Data for the task

------------------------

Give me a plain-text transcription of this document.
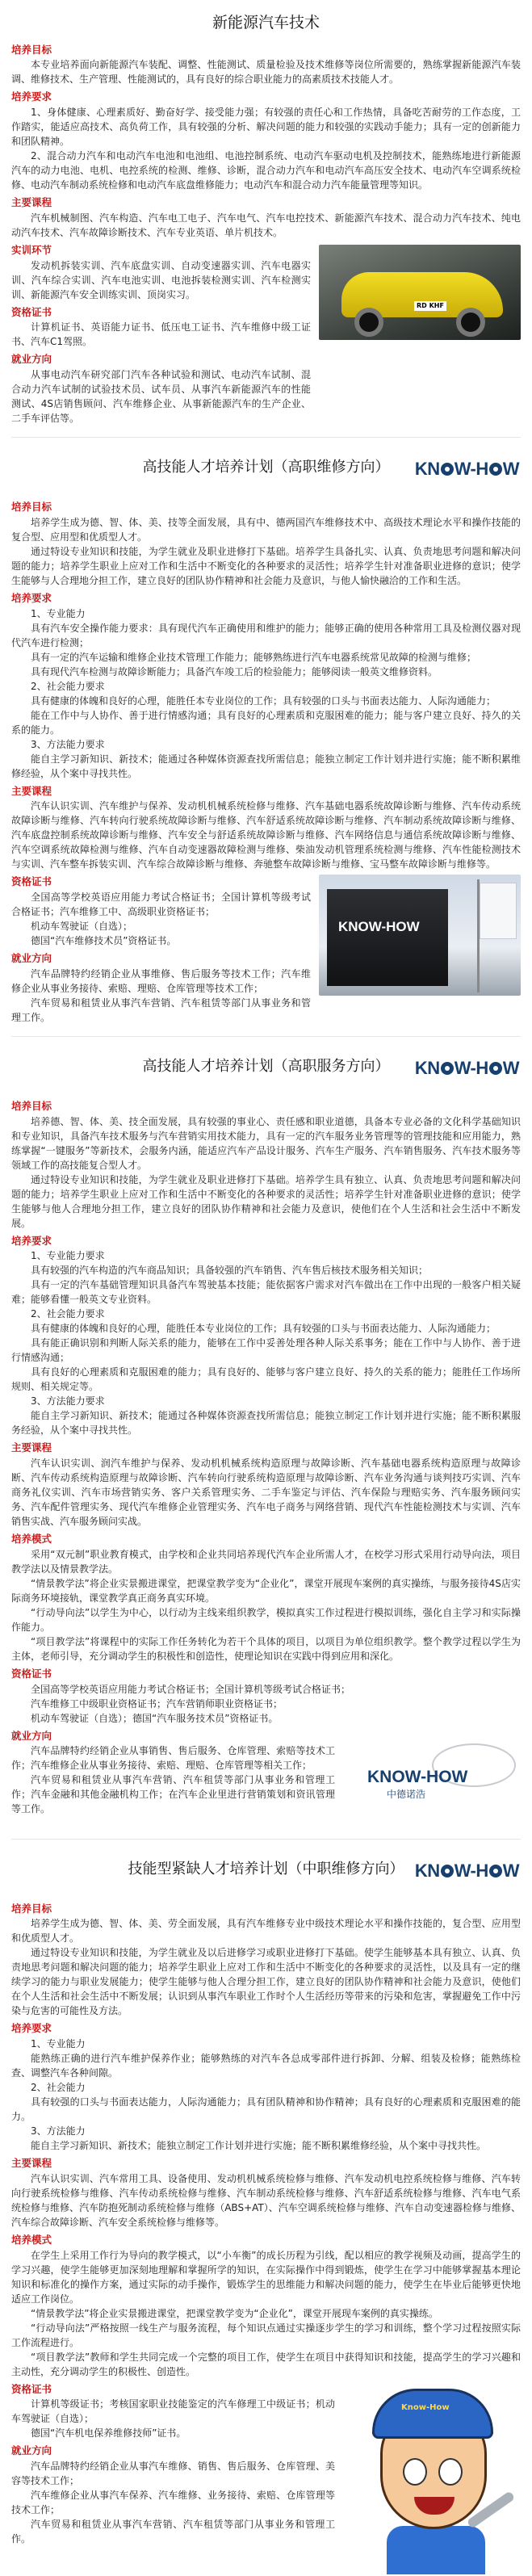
新能源汽车技术
培养目标

本专业培养面向新能源汽车装配、调整、性能测试、质量检验及技术维修等岗位所需要的，熟练掌握新能源汽车装调、维修技术、生产管理、性能测试的，具有良好的综合职业能力的高素质技术技能人才。

培养要求

1、身体健康、心理素质好、勤奋好学、接受能力强；有较强的责任心和工作热情，具备吃苦耐劳的工作态度，工作踏实，能适应高技术、高负荷工作，具有较强的分析、解决问题的能力和较强的实践动手能力；具有一定的创新能力和团队精神。

2、混合动力汽车和电动汽车电池和电池组、电池控制系统、电动汽车驱动电机及控制技术，能熟练地进行新能源汽车的动力电池、电机、电控系统的检测、维修、诊断，混合动力汽车和电动汽车高压安全技术、电动汽车空调系统检修、电动汽车制动系统检修和电动汽车底盘维修能力；电动汽车和混合动力汽车能量管理等知识。

主要课程

汽车机械制图、汽车构造、汽车电工电子、汽车电气、汽车电控技术、新能源汽车技术、混合动力汽车技术、纯电动汽车技术、汽车故障诊断技术、汽车专业英语、单片机技术。

实训环节

发动机拆装实训、汽车底盘实训、自动变速器实训、汽车电器实训、汽车综合实训、汽车电池实训、电池拆装检测实训、汽车检测实训、新能源汽车安全训练实训、顶岗实习。

资格证书

计算机证书、英语能力证书、低压电工证书、汽车维修中级工证书、汽车C1驾照。

就业方向

从事电动汽车研究部门汽车各种试验和测试、电动汽车试制、混合动力汽车试制的试验技术员、试车员、从事汽车新能源汽车的性能测试、4S店销售顾问、汽车维修企业、从事新能源汽车的生产企业、二手车评估等。

RD KHF
高技能人才培养计划（高职维修方向） KN W-H W
培养目标

培养学生成为德、智、体、美、技等全面发展，具有中、德两国汽车维修技术中、高级技术理论水平和操作技能的复合型、应用型和优质型人才。

通过特设专业知识和技能，为学生就业及职业进修打下基础。培养学生具备扎实、认真、负责地思考问题和解决问题的能力；培养学生职业上应对工作和生活中不断变化的各种要求的灵活性；培养学生针对准备职业进修的意识；使学生能够与人合理地分担工作，建立良好的团队协作精神和社会能力及意识，与他人愉快融洽的工作和生活。

培养要求

1、专业能力

具有汽车安全操作能力要求：具有现代汽车正确使用和维护的能力；能够正确的使用各种常用工具及检测仪器对现代汽车进行检测；

具有一定的汽车运输和维修企业技术管理工作能力；能够熟练进行汽车电器系统常见故障的检测与维修；

具有现代汽车检测与故障诊断能力；具备汽车竣工后的检验能力；能够阅读一般英文维修资料。

2、社会能力要求

具有健康的体魄和良好的心理，能胜任本专业岗位的工作；具有较强的口头与书面表达能力、人际沟通能力；

能在工作中与人协作、善于进行情感沟通；具有良好的心理素质和克服困难的能力；能与客户建立良好、持久的关系的能力。

3、方法能力要求

能自主学习新知识、新技术；能通过各种媒体资源查找所需信息；能独立制定工作计划并进行实施；能不断积累维修经验，从个案中寻找共性。

主要课程

汽车认识实训、汽车维护与保养、发动机机械系统检修与维修、汽车基础电器系统故障诊断与维修、汽车传动系统故障诊断与维修、汽车转向行驶系统故障诊断与维修、汽车舒适系统故障诊断与维修、汽车制动系统故障诊断与维修、汽车底盘控制系统故障诊断与维修、汽车安全与舒适系统故障诊断与维修、汽车网络信息与通信系统故障诊断与维修、汽车空调系统故障检测与维修、汽车自动变速器故障检测与维修、柴油发动机管理系统检测与维修、汽车性能检测技术与实训、汽车整车拆装实训、汽车综合故障诊断与维修、奔驰整车故障诊断与维修、宝马整车故障诊断与维修等。

资格证书

全国高等学校英语应用能力考试合格证书；全国计算机等级考试合格证书；汽车维修工中、高级职业资格证书；

机动车驾驶证（自选）；

德国“汽车维修技术员”资格证书。

就业方向

汽车品牌特约经销企业从事维修、售后服务等技术工作；汽车维修企业从事业务接待、索赔、理赔、仓库管理等技术工作；

汽车贸易和租赁业从事汽车营销、汽车租赁等部门从事业务和管理工作。

KNOW-HOW
高技能人才培养计划（高职服务方向） KN W-H W
培养目标

培养德、智、体、美、技全面发展，具有较强的事业心、责任感和职业道德，具备本专业必备的文化科学基础知识和专业知识，具备汽车技术服务与汽车营销实用技术能力，具有一定的汽车服务业务管理等的管理技能和应用能力，熟练掌握“一键服务”等新技术，会服务内涵，能适应汽车产品设计服务、汽车生产服务、汽车销售服务、汽车技术服务等领域工作的高技能复合型人才。

通过特设专业知识和技能，为学生就业及职业进修打下基础。培养学生具有独立、认真、负责地思考问题和解决问题的能力；培养学生职业上应对工作和生活中不断变化的各种要求的灵活性；培养学生针对准备职业进修的意识；使学生能够与他人合理地分担工作，建立良好的团队协作精神和社会能力及意识，使他们在个人生活和社会生活中不断发展。

培养要求

1、专业能力要求

具有较强的汽车构造的汽车商品知识；具备较强的汽车销售、汽车售后核技术服务相关知识；

具有一定的汽车基础管理知识具备汽车驾驶基本技能；能依据客户需求对汽车做出在工作中出现的一般客户相关疑难；能够看懂一般英文专业资料。

2、社会能力要求

具有健康的体魄和良好的心理，能胜任本专业岗位的工作；具有较强的口头与书面表达能力、人际沟通能力；

具有能正确识别和判断人际关系的能力，能够在工作中妥善处理各种人际关系事务；能在工作中与人协作、善于进行情感沟通；

具有良好的心理素质和克服困难的能力；具有良好的、能够与客户建立良好、持久的关系的能力；能胜任工作场所规则、相关规定等。

3、方法能力要求

能自主学习新知识、新技术；能通过各种媒体资源查找所需信息；能独立制定工作计划并进行实施；能不断积累服务经验，从个案中寻找共性。

主要课程

汽车认识实训、润汽车维护与保养、发动机机械系统构造原理与故障诊断、汽车基础电器系统构造原理与故障诊断、汽车传动系统构造原理与故障诊断、汽车转向行驶系统构造原理与故障诊断、汽车业务沟通与谈判技巧实训、汽车商务礼仪实训、汽车市场营销实务、客户关系管理实务、二手车鉴定与评估、汽车保险与理赔实务、汽车服务顾问实务、汽车配件管理实务、现代汽车维修企业管理实务、汽车电子商务与网络营销、现代汽车性能检测技术与实训、汽车销售实战、汽车服务顾问实战。

培养模式

采用“双元制”职业教育模式，由学校和企业共同培养现代汽车企业所需人才，在校学习形式采用行动导向法，项目教学法以及情景教学法。

“情景教学法”将企业实景搬进课堂，把课堂教学变为“企业化”，课堂开展现车案例的真实操练，与服务接待4S店实际商务环境接轨，课堂教学真正商务真实环境。

“行动导向法”以学生为中心，以行动为主线来组织教学，模拟真实工作过程进行模拟训练，强化自主学习和实际操作能力。

“项目教学法”将课程中的实际工作任务转化为若干个具体的项目，以项目为单位组织教学。整个教学过程以学生为主体，老师引导，充分调动学生的积极性和创造性，使理论知识在实践中得到应用和深化。

资格证书

全国高等学校英语应用能力考试合格证书；全国计算机等级考试合格证书；

汽车维修工中级职业资格证书；汽车营销师职业资格证书；

机动车驾驶证（自选）；德国“汽车服务技术员”资格证书。

就业方向

汽车品牌特约经销企业从事销售、售后服务、仓库管理、索赔等技术工作；汽车维修企业从事业务接待、索赔、理赔、仓库管理等相关工作；

汽车贸易和租赁业从事汽车营销、汽车租赁等部门从事业务和管理工作；汽车金融和其他金融机构工作；在汽车企业里进行营销策划和资讯管理等工作。

KNOW-HOW
中德诺浩
技能型紧缺人才培养计划（中职维修方向） KN W-H W
培养目标

培养学生成为德、智、体、美、劳全面发展，具有汽车维修专业中级技术理论水平和操作技能的，复合型、应用型和优质型人才。

通过特设专业知识和技能，为学生就业及以后进修学习或职业进修打下基础。使学生能够基本具有独立、认真、负责地思考问题和解决问题的能力；培养学生职业上应对工作和生活中不断变化的各种要求的灵活性，以及具有一定的继续学习的能力与职业发展能力；使学生能够与他人合理分担工作，建立良好的团队协作精神和社会能力及意识，使他们在个人生活和社会生活中不断发展；认识到从事汽车职业工作时个人生活经历等带来的污染和危害，掌握避免工作中污染与危害的可能性及方法。

培养要求

1、专业能力

能熟练正确的进行汽车维护保养作业；能够熟练的对汽车各总成零部件进行拆卸、分解、组装及检修；能熟练检查、调整汽车各种间隙。

2、社会能力

具有较强的口头与书面表达能力，人际沟通能力；具有团队精神和协作精神；具有良好的心理素质和克服困难的能力。

3、方法能力

能自主学习新知识、新技术；能独立制定工作计划并进行实施；能不断积累维修经验，从个案中寻找共性。

主要课程

汽车认识实训、汽车常用工具、设备使用、发动机机械系统检修与维修、汽车发动机电控系统检修与维修、汽车转向行驶系统检修与维修、汽车传动系统检修与维修、汽车制动系统检修与维修、汽车舒适系统检修与维修、汽车电气系统检修与维修、汽车防抱死制动系统检修与维修（ABS+AT）、汽车空调系统检修与维修、汽车自动变速器检修与维修、汽车综合故障诊断、汽车安全系统检修与维修等。

培养模式

在学生上采用工作行为导向的教学模式，以“小车衡”的成长历程为引线，配以相应的教学视频及动画，提高学生的学习兴趣，使学生能够更加深刻地理解和掌握所学的知识，在实际操作中得到锻炼，使学生在学习中能够掌握基本理论知识和标准化的操作方案，通过实际的动手操作，锻炼学生的思维能力和解决问题的能力，使学生在毕业后能够更快地适应工作岗位。

“情景教学法”将企业实景搬进课堂，把课堂教学变为“企业化”，课堂开展现车案例的真实操练。

“行动导向法”严格按照一线生产与服务流程，每个知识点通过实操逐步学生的学习和训练，整个学习过程按照实际工作流程进行。

“项目教学法”教师和学生共同完成一个完整的项目工作，使学生在项目中获得知识和技能，提高学生的学习兴趣和主动性，充分调动学生的积极性、创造性。

资格证书

计算机等级证书；考核国家职业技能鉴定的汽车修理工中级证书；机动车驾驶证（自选）；

德国“汽车机电保养维修技师”证书。

就业方向

汽车品牌特约经销企业从事汽车维修、销售、售后服务、仓库管理、美容等技术工作；

汽车维修企业从事汽车保养、汽车维修、业务接待、索赔、仓库管理等技术工作；

汽车贸易和租赁业从事汽车营销、汽车租赁等部门从事业务和管理工作。

Know-How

------------------------

Task to complete
Copy out the lines that hold "将企业实景搬进课堂".

Task output
“情景教学法”将企业实景搬进课堂，把课堂教学变为“企业化”，课堂开展现车案例的真实操练，与服务接待4S店实际商务环境接轨，课堂教学真正商务真实环境。
“情景教学法”将企业实景搬进课堂，把课堂教学变为“企业化”，课堂开展现车案例的真实操练。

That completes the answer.